* [REQUIREMENT]: All entries should be output exactly as they stand.

*** RECORDS TO USE

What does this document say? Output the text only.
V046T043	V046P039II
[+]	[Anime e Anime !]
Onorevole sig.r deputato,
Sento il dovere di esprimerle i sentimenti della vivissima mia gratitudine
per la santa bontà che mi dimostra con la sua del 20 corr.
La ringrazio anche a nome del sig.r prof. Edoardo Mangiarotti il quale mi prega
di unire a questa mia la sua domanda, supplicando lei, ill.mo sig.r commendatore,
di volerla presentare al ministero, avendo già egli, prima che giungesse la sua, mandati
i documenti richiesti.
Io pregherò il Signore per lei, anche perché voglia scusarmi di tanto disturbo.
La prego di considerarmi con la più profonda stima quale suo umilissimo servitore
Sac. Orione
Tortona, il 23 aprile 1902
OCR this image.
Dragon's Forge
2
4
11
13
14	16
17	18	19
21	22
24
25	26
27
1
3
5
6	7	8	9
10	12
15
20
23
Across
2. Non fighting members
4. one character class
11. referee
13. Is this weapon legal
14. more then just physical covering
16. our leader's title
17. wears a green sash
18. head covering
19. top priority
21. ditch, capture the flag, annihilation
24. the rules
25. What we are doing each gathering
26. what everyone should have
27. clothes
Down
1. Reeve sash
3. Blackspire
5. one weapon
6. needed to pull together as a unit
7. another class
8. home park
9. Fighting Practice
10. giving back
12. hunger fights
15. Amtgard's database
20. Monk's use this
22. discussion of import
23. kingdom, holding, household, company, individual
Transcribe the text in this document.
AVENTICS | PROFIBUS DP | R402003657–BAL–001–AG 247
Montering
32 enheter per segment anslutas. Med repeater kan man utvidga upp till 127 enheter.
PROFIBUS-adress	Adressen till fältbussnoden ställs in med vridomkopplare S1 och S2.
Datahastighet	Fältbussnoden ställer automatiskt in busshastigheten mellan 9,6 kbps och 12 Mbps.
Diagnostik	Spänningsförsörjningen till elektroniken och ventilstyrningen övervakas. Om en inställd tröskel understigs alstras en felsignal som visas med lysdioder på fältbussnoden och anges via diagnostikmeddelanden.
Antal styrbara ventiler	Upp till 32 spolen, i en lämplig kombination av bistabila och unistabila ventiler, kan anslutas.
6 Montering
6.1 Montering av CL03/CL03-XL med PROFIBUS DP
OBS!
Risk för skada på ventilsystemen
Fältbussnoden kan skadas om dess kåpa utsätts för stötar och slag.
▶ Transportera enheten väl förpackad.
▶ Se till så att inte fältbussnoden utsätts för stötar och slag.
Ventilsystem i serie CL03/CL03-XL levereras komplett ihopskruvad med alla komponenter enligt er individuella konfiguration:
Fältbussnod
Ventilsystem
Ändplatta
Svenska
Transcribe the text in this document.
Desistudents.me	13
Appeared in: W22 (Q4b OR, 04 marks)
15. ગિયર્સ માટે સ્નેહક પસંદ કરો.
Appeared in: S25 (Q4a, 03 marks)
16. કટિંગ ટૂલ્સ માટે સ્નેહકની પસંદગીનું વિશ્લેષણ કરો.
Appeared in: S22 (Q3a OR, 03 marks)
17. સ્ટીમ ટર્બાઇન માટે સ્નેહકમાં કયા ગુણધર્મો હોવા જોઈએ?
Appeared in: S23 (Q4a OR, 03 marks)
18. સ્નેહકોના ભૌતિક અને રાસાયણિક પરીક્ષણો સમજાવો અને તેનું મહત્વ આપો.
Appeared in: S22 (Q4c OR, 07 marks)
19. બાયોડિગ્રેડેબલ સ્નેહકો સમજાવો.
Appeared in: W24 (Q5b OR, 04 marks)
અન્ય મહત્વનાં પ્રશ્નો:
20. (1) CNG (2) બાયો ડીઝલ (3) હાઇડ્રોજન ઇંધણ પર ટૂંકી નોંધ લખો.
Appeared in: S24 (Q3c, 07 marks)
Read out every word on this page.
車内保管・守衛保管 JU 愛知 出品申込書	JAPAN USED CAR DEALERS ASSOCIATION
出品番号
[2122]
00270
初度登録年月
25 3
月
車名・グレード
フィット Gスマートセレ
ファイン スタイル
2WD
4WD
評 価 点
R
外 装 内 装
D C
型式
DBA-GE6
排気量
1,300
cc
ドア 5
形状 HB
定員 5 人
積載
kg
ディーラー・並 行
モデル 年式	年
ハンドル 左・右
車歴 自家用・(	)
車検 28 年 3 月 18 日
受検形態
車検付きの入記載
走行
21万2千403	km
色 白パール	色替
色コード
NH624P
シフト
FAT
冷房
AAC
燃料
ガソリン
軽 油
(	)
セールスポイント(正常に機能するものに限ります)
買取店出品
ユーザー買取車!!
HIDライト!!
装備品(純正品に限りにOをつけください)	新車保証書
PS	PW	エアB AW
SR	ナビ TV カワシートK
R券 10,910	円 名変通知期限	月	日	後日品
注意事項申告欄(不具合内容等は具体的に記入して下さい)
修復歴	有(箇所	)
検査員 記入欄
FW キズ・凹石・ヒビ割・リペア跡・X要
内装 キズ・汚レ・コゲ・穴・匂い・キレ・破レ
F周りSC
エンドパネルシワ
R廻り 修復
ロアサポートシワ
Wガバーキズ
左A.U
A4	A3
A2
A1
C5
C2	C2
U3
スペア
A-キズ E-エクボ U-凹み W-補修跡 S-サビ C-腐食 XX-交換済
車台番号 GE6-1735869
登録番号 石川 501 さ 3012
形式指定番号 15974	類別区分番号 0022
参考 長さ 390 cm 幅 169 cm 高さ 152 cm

******

* [WRITTEN SOLUTION]:
What does this document say? Output the text only.
V046T043	V046P039II
[+]	[Anime e Anime !]
Onorevole sig.r deputato,
Sento il dovere di esprimerle i sentimenti della vivissima mia gratitudine
per la santa bontà che mi dimostra con la sua del 20 corr.
La ringrazio anche a nome del sig.r prof. Edoardo Mangiarotti il quale mi prega
di unire a questa mia la sua domanda, supplicando lei, ill.mo sig.r commendatore,
di volerla presentare al ministero, avendo già egli, prima che giungesse la sua, mandati
i documenti richiesti.
Io pregherò il Signore per lei, anche perché voglia scusarmi di tanto disturbo.
La prego di considerarmi con la più profonda stima quale suo umilissimo servitore
Sac. Orione
Tortona, il 23 aprile 1902
OCR this image.
Dragon's Forge
2
4
11
13
14	16
17	18	19
21	22
24
25	26
27
1
3
5
6	7	8	9
10	12
15
20
23
Across
2. Non fighting members
4. one character class
11. referee
13. Is this weapon legal
14. more then just physical covering
16. our leader's title
17. wears a green sash
18. head covering
19. top priority
21. ditch, capture the flag, annihilation
24. the rules
25. What we are doing each gathering
26. what everyone should have
27. clothes
Down
1. Reeve sash
3. Blackspire
5. one weapon
6. needed to pull together as a unit
7. another class
8. home park
9. Fighting Practice
10. giving back
12. hunger fights
15. Amtgard's database
20. Monk's use this
22. discussion of import
23. kingdom, holding, household, company, individual
Transcribe the text in this document.
AVENTICS | PROFIBUS DP | R402003657–BAL–001–AG 247
Montering
32 enheter per segment anslutas. Med repeater kan man utvidga upp till 127 enheter.
PROFIBUS-adress	Adressen till fältbussnoden ställs in med vridomkopplare S1 och S2.
Datahastighet	Fältbussnoden ställer automatiskt in busshastigheten mellan 9,6 kbps och 12 Mbps.
Diagnostik	Spänningsförsörjningen till elektroniken och ventilstyrningen övervakas. Om en inställd tröskel understigs alstras en felsignal som visas med lysdioder på fältbussnoden och anges via diagnostikmeddelanden.
Antal styrbara ventiler	Upp till 32 spolen, i en lämplig kombination av bistabila och unistabila ventiler, kan anslutas.
6 Montering
6.1 Montering av CL03/CL03-XL med PROFIBUS DP
OBS!
Risk för skada på ventilsystemen
Fältbussnoden kan skadas om dess kåpa utsätts för stötar och slag.
▶ Transportera enheten väl förpackad.
▶ Se till så att inte fältbussnoden utsätts för stötar och slag.
Ventilsystem i serie CL03/CL03-XL levereras komplett ihopskruvad med alla komponenter enligt er individuella konfiguration:
Fältbussnod
Ventilsystem
Ändplatta
Svenska
Transcribe the text in this document.
Desistudents.me	13
Appeared in: W22 (Q4b OR, 04 marks)
15. ગિયર્સ માટે સ્નેહક પસંદ કરો.
Appeared in: S25 (Q4a, 03 marks)
16. કટિંગ ટૂલ્સ માટે સ્નેહકની પસંદગીનું વિશ્લેષણ કરો.
Appeared in: S22 (Q3a OR, 03 marks)
17. સ્ટીમ ટર્બાઇન માટે સ્નેહકમાં કયા ગુણધર્મો હોવા જોઈએ?
Appeared in: S23 (Q4a OR, 03 marks)
18. સ્નેહકોના ભૌતિક અને રાસાયણિક પરીક્ષણો સમજાવો અને તેનું મહત્વ આપો.
Appeared in: S22 (Q4c OR, 07 marks)
19. બાયોડિગ્રેડેબલ સ્નેહકો સમજાવો.
Appeared in: W24 (Q5b OR, 04 marks)
અન્ય મહત્વનાં પ્રશ્નો:
20. (1) CNG (2) બાયો ડીઝલ (3) હાઇડ્રોજન ઇંધણ પર ટૂંકી નોંધ લખો.
Appeared in: S24 (Q3c, 07 marks)
Read out every word on this page.
車内保管・守衛保管 JU 愛知 出品申込書	JAPAN USED CAR DEALERS ASSOCIATION
出品番号
[2122]
00270
初度登録年月
25 3
月
車名・グレード
フィット Gスマートセレ
ファイン スタイル
2WD
4WD
評 価 点
R
外 装 内 装
D C
型式
DBA-GE6
排気量
1,300
cc
ドア 5
形状 HB
定員 5 人
積載
kg
ディーラー・並 行
モデル 年式	年
ハンドル 左・右
車歴 自家用・(	)
車検 28 年 3 月 18 日
受検形態
車検付きの入記載
走行
21万2千403	km
色 白パール	色替
色コード
NH624P
シフト
FAT
冷房
AAC
燃料
ガソリン
軽 油
(	)
セールスポイント(正常に機能するものに限ります)
買取店出品
ユーザー買取車!!
HIDライト!!
装備品(純正品に限りにOをつけください)	新車保証書
PS	PW	エアB AW
SR	ナビ TV カワシートK
R券 10,910	円 名変通知期限	月	日	後日品
注意事項申告欄(不具合内容等は具体的に記入して下さい)
修復歴	有(箇所	)
検査員 記入欄
FW キズ・凹石・ヒビ割・リペア跡・X要
内装 キズ・汚レ・コゲ・穴・匂い・キレ・破レ
F周りSC
エンドパネルシワ
R廻り 修復
ロアサポートシワ
Wガバーキズ
左A.U
A4	A3
A2
A1
C5
C2	C2
U3
スペア
A-キズ E-エクボ U-凹み W-補修跡 S-サビ C-腐食 XX-交換済
車台番号 GE6-1735869
登録番号 石川 501 さ 3012
形式指定番号 15974	類別区分番号 0022
参考 長さ 390 cm 幅 169 cm 高さ 152 cm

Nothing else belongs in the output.